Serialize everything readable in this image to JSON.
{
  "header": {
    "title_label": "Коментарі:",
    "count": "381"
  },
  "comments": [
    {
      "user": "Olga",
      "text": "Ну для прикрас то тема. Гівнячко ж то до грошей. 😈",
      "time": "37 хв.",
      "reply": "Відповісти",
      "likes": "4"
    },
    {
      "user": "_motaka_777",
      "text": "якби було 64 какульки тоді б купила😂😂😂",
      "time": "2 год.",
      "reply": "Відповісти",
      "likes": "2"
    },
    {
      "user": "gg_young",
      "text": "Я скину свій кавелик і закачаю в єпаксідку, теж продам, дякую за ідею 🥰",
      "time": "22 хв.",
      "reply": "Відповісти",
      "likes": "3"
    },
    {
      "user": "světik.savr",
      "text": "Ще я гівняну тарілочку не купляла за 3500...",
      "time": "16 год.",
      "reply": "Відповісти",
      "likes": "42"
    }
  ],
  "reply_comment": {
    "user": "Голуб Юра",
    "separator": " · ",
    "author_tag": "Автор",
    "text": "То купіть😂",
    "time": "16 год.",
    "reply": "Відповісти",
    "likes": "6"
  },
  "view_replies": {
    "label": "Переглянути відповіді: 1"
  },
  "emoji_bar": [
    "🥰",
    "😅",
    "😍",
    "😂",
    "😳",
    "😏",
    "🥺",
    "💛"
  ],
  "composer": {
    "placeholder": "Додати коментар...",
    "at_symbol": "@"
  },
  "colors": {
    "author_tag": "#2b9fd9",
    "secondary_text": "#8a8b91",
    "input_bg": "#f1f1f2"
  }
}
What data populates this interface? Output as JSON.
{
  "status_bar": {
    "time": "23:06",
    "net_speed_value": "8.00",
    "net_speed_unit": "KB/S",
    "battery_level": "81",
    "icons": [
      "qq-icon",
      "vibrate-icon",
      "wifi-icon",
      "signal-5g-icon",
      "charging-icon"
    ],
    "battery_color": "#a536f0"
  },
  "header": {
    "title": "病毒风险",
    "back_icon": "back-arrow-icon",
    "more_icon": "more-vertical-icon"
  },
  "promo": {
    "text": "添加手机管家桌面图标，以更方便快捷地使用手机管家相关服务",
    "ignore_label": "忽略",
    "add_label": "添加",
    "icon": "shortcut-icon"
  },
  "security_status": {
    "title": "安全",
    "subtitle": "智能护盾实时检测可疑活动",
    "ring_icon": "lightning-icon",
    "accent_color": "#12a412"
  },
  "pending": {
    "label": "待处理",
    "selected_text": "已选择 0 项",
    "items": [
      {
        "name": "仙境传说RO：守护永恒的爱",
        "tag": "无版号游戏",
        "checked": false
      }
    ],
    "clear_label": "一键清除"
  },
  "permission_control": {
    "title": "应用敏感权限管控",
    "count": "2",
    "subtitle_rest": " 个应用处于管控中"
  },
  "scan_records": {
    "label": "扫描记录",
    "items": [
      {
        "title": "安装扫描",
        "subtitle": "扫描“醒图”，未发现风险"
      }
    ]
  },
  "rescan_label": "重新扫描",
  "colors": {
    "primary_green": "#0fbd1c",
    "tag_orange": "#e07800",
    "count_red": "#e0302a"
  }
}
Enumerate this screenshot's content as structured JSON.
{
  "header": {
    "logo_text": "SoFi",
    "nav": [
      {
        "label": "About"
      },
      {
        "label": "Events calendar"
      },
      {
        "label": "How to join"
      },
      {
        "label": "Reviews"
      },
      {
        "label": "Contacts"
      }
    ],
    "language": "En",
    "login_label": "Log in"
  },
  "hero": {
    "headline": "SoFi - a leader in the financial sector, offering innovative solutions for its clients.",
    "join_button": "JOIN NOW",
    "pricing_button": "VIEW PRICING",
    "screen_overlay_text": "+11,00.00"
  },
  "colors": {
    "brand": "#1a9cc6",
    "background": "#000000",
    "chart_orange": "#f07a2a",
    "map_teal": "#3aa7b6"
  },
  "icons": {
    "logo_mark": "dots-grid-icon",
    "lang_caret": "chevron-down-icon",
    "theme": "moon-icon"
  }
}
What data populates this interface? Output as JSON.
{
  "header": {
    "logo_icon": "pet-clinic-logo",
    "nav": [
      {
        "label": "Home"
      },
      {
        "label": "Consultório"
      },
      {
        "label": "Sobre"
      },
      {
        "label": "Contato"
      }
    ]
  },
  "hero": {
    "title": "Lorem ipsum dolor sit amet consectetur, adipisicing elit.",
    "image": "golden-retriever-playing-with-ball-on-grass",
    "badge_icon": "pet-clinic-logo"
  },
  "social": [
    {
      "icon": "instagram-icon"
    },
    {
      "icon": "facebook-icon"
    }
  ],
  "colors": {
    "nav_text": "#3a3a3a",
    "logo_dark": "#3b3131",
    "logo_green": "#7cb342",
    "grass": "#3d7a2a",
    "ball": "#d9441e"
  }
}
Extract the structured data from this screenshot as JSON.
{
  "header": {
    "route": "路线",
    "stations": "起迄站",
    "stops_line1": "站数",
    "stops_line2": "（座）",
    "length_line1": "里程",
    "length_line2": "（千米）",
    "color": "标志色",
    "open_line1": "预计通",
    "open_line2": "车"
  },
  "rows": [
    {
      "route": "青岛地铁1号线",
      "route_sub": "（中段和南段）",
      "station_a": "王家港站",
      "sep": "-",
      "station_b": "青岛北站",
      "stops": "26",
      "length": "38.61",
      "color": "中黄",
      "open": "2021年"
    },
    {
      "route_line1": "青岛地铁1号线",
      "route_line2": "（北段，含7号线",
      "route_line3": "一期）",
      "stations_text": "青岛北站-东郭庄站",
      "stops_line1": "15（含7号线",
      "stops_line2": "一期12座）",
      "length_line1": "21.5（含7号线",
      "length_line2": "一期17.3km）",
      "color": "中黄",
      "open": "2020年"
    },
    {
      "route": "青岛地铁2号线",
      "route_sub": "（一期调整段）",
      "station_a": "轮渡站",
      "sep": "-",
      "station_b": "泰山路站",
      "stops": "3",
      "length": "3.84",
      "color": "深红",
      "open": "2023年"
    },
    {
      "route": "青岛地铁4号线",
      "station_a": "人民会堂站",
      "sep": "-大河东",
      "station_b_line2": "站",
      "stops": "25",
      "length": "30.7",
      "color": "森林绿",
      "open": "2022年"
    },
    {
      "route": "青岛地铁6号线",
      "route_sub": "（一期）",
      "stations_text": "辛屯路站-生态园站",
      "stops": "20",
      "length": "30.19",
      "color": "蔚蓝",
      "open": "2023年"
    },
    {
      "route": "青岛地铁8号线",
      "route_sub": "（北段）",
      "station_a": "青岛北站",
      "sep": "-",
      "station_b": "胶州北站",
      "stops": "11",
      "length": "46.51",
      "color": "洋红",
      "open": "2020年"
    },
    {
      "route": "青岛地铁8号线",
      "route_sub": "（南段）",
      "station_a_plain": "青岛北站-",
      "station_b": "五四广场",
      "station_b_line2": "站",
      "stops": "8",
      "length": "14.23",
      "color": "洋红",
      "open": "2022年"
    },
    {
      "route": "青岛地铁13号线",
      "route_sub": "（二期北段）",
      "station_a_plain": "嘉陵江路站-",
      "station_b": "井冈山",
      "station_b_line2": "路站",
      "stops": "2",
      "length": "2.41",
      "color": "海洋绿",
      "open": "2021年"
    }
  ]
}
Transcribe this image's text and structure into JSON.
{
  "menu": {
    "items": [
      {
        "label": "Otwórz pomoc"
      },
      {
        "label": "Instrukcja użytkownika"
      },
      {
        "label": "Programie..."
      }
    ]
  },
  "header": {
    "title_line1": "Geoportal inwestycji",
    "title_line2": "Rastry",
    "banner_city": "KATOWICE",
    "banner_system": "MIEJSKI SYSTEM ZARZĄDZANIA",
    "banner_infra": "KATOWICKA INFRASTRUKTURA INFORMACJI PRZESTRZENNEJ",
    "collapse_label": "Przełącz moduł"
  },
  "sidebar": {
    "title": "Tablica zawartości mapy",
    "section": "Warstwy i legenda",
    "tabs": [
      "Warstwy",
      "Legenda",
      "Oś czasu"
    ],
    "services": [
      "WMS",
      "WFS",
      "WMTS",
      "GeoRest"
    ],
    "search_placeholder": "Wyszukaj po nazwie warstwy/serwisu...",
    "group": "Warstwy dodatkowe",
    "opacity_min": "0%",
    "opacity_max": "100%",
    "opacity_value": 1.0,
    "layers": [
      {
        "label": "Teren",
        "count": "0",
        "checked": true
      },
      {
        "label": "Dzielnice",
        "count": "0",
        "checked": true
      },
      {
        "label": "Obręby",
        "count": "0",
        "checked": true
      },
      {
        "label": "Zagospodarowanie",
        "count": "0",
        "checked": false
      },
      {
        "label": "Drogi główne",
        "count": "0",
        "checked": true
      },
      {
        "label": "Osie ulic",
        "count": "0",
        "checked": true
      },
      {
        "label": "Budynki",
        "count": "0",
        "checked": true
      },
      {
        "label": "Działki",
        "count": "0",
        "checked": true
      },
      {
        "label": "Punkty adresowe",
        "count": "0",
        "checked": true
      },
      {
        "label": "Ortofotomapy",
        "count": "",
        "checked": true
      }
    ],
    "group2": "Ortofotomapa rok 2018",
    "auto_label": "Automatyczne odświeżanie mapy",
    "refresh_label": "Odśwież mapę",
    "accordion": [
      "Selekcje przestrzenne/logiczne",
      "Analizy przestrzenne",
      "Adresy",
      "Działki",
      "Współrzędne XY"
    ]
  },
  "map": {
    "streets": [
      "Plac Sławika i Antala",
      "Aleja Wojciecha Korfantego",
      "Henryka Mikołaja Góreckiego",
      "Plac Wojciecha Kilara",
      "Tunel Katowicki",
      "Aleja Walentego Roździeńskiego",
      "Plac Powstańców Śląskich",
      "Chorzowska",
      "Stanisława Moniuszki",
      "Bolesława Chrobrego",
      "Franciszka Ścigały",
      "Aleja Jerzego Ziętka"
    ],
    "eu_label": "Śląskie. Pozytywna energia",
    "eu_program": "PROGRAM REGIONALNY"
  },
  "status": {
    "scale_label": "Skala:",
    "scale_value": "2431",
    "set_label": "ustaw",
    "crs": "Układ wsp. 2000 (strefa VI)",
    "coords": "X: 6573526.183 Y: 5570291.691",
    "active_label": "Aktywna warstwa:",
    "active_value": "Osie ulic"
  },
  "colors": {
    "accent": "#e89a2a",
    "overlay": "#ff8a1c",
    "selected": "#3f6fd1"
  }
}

++++

§ Direction: Write only the number of lines in the records that include the word "likes".

§ Output for this task: 5